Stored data
--------------------------------
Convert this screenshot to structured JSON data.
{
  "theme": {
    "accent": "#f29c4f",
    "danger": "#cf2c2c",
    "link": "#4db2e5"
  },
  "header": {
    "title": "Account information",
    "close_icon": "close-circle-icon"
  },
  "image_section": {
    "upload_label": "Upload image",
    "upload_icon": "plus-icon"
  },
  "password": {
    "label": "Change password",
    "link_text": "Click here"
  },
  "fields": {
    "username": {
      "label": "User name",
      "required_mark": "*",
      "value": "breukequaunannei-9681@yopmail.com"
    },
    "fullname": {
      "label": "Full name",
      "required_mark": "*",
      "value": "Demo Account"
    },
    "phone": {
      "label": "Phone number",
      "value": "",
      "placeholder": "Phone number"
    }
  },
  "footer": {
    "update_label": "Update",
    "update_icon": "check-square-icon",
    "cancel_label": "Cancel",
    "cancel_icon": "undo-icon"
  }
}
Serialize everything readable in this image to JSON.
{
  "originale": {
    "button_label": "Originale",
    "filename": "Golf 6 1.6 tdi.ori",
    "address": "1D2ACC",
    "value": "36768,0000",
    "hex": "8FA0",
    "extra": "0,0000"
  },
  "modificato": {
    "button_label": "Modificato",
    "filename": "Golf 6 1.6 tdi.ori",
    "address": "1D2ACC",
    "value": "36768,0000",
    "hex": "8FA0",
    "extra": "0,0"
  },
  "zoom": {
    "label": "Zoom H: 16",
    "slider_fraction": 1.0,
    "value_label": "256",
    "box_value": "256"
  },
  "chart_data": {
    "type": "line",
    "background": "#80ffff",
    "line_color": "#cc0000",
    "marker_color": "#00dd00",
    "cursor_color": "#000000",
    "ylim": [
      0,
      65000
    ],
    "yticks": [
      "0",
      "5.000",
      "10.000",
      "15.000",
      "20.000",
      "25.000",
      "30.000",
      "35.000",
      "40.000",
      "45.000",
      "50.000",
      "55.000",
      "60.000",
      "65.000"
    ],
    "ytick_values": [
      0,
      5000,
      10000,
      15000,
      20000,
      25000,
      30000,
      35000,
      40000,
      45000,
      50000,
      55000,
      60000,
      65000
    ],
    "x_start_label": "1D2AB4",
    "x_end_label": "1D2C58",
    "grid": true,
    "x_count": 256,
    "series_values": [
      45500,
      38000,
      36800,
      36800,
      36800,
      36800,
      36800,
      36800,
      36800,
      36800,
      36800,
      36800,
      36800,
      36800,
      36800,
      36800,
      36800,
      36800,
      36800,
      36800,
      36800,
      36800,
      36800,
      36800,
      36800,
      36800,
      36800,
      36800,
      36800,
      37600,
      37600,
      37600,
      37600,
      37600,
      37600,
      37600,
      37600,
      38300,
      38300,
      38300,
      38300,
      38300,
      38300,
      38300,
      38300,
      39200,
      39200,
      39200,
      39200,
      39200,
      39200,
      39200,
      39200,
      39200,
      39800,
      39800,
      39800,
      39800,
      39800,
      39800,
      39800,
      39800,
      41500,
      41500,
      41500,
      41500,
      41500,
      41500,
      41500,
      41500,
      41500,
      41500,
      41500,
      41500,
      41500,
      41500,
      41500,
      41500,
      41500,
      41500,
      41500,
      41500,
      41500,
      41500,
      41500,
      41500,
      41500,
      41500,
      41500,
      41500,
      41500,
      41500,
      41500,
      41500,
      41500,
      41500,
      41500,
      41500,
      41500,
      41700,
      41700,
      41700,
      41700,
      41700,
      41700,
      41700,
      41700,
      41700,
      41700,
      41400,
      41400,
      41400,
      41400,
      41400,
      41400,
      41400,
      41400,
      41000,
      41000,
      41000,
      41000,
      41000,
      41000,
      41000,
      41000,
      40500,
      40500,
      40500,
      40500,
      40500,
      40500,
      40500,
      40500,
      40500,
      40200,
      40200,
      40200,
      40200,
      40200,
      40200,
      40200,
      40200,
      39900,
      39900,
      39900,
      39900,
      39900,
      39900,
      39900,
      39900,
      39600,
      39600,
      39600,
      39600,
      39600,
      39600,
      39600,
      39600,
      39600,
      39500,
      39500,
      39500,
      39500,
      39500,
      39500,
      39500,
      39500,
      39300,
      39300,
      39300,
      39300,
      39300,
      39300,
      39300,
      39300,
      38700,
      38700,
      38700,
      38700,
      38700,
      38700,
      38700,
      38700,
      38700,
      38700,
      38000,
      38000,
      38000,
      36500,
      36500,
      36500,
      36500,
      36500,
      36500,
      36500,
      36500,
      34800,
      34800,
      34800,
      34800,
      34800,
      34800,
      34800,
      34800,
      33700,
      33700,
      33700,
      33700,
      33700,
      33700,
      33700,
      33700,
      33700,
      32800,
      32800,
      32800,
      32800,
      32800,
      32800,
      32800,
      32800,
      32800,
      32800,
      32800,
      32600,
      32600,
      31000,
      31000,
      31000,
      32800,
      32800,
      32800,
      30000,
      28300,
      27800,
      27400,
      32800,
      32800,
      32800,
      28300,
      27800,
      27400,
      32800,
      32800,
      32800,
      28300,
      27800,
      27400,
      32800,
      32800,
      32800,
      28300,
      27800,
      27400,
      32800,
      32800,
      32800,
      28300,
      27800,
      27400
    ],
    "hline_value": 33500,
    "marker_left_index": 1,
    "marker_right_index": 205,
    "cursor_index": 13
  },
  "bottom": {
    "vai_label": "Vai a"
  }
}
--------------------------------
→ **Short problem**: Reproduce the data shown above exactly.

→ **Response to this exercise**:
Convert this screenshot to structured JSON data.
{
  "theme": {
    "accent": "#f29c4f",
    "danger": "#cf2c2c",
    "link": "#4db2e5"
  },
  "header": {
    "title": "Account information",
    "close_icon": "close-circle-icon"
  },
  "image_section": {
    "upload_label": "Upload image",
    "upload_icon": "plus-icon"
  },
  "password": {
    "label": "Change password",
    "link_text": "Click here"
  },
  "fields": {
    "username": {
      "label": "User name",
      "required_mark": "*",
      "value": "breukequaunannei-9681@yopmail.com"
    },
    "fullname": {
      "label": "Full name",
      "required_mark": "*",
      "value": "Demo Account"
    },
    "phone": {
      "label": "Phone number",
      "value": "",
      "placeholder": "Phone number"
    }
  },
  "footer": {
    "update_label": "Update",
    "update_icon": "check-square-icon",
    "cancel_label": "Cancel",
    "cancel_icon": "undo-icon"
  }
}
Serialize everything readable in this image to JSON.
{
  "originale": {
    "button_label": "Originale",
    "filename": "Golf 6 1.6 tdi.ori",
    "address": "1D2ACC",
    "value": "36768,0000",
    "hex": "8FA0",
    "extra": "0,0000"
  },
  "modificato": {
    "button_label": "Modificato",
    "filename": "Golf 6 1.6 tdi.ori",
    "address": "1D2ACC",
    "value": "36768,0000",
    "hex": "8FA0",
    "extra": "0,0"
  },
  "zoom": {
    "label": "Zoom H: 16",
    "slider_fraction": 1.0,
    "value_label": "256",
    "box_value": "256"
  },
  "chart_data": {
    "type": "line",
    "background": "#80ffff",
    "line_color": "#cc0000",
    "marker_color": "#00dd00",
    "cursor_color": "#000000",
    "ylim": [
      0,
      65000
    ],
    "yticks": [
      "0",
      "5.000",
      "10.000",
      "15.000",
      "20.000",
      "25.000",
      "30.000",
      "35.000",
      "40.000",
      "45.000",
      "50.000",
      "55.000",
      "60.000",
      "65.000"
    ],
    "ytick_values": [
      0,
      5000,
      10000,
      15000,
      20000,
      25000,
      30000,
      35000,
      40000,
      45000,
      50000,
      55000,
      60000,
      65000
    ],
    "x_start_label": "1D2AB4",
    "x_end_label": "1D2C58",
    "grid": true,
    "x_count": 256,
    "series_values": [
      45500,
      38000,
      36800,
      36800,
      36800,
      36800,
      36800,
      36800,
      36800,
      36800,
      36800,
      36800,
      36800,
      36800,
      36800,
      36800,
      36800,
      36800,
      36800,
      36800,
      36800,
      36800,
      36800,
      36800,
      36800,
      36800,
      36800,
      36800,
      36800,
      37600,
      37600,
      37600,
      37600,
      37600,
      37600,
      37600,
      37600,
      38300,
      38300,
      38300,
      38300,
      38300,
      38300,
      38300,
      38300,
      39200,
      39200,
      39200,
      39200,
      39200,
      39200,
      39200,
      39200,
      39200,
      39800,
      39800,
      39800,
      39800,
      39800,
      39800,
      39800,
      39800,
      41500,
      41500,
      41500,
      41500,
      41500,
      41500,
      41500,
      41500,
      41500,
      41500,
      41500,
      41500,
      41500,
      41500,
      41500,
      41500,
      41500,
      41500,
      41500,
      41500,
      41500,
      41500,
      41500,
      41500,
      41500,
      41500,
      41500,
      41500,
      41500,
      41500,
      41500,
      41500,
      41500,
      41500,
      41500,
      41500,
      41500,
      41700,
      41700,
      41700,
      41700,
      41700,
      41700,
      41700,
      41700,
      41700,
      41700,
      41400,
      41400,
      41400,
      41400,
      41400,
      41400,
      41400,
      41400,
      41000,
      41000,
      41000,
      41000,
      41000,
      41000,
      41000,
      41000,
      40500,
      40500,
      40500,
      40500,
      40500,
      40500,
      40500,
      40500,
      40500,
      40200,
      40200,
      40200,
      40200,
      40200,
      40200,
      40200,
      40200,
      39900,
      39900,
      39900,
      39900,
      39900,
      39900,
      39900,
      39900,
      39600,
      39600,
      39600,
      39600,
      39600,
      39600,
      39600,
      39600,
      39600,
      39500,
      39500,
      39500,
      39500,
      39500,
      39500,
      39500,
      39500,
      39300,
      39300,
      39300,
      39300,
      39300,
      39300,
      39300,
      39300,
      38700,
      38700,
      38700,
      38700,
      38700,
      38700,
      38700,
      38700,
      38700,
      38700,
      38000,
      38000,
      38000,
      36500,
      36500,
      36500,
      36500,
      36500,
      36500,
      36500,
      36500,
      34800,
      34800,
      34800,
      34800,
      34800,
      34800,
      34800,
      34800,
      33700,
      33700,
      33700,
      33700,
      33700,
      33700,
      33700,
      33700,
      33700,
      32800,
      32800,
      32800,
      32800,
      32800,
      32800,
      32800,
      32800,
      32800,
      32800,
      32800,
      32600,
      32600,
      31000,
      31000,
      31000,
      32800,
      32800,
      32800,
      30000,
      28300,
      27800,
      27400,
      32800,
      32800,
      32800,
      28300,
      27800,
      27400,
      32800,
      32800,
      32800,
      28300,
      27800,
      27400,
      32800,
      32800,
      32800,
      28300,
      27800,
      27400,
      32800,
      32800,
      32800,
      28300,
      27800,
      27400
    ],
    "hline_value": 33500,
    "marker_left_index": 1,
    "marker_right_index": 205,
    "cursor_index": 13
  },
  "bottom": {
    "vai_label": "Vai a"
  }
}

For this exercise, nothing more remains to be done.